▸ Data supplied:
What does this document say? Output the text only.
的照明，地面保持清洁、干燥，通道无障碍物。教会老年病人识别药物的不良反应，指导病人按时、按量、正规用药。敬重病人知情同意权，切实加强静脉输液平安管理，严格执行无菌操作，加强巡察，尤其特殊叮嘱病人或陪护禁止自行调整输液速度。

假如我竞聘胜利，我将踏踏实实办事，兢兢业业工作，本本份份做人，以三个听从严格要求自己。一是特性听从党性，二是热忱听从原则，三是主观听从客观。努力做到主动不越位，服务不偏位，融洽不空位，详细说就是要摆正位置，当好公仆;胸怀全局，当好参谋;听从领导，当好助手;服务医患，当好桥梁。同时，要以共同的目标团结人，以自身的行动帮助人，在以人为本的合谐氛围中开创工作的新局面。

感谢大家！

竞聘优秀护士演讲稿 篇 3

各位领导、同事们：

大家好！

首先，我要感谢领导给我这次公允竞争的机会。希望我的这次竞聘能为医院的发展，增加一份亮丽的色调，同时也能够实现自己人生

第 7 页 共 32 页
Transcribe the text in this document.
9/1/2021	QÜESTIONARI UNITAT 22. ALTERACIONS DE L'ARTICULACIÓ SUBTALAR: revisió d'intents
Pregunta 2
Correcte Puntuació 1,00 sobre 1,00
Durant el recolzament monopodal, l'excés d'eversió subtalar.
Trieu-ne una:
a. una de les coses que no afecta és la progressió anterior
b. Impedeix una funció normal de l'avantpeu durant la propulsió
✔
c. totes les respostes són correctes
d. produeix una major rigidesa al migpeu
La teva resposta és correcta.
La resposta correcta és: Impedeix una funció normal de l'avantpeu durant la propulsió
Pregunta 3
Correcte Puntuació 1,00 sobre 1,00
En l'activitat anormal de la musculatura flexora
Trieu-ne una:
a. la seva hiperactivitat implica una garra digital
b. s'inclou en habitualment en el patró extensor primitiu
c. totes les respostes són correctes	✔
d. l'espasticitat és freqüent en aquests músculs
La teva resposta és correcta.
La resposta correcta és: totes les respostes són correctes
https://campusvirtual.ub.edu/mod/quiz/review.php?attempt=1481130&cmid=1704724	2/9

▸ Task requirements:
Go through the entries above and pull out each line with "funció" in it.

▸ Task answer:
b. Impedeix una funció normal de l'avantpeu durant la propulsió
La resposta correcta és: Impedeix una funció normal de l'avantpeu durant la propulsió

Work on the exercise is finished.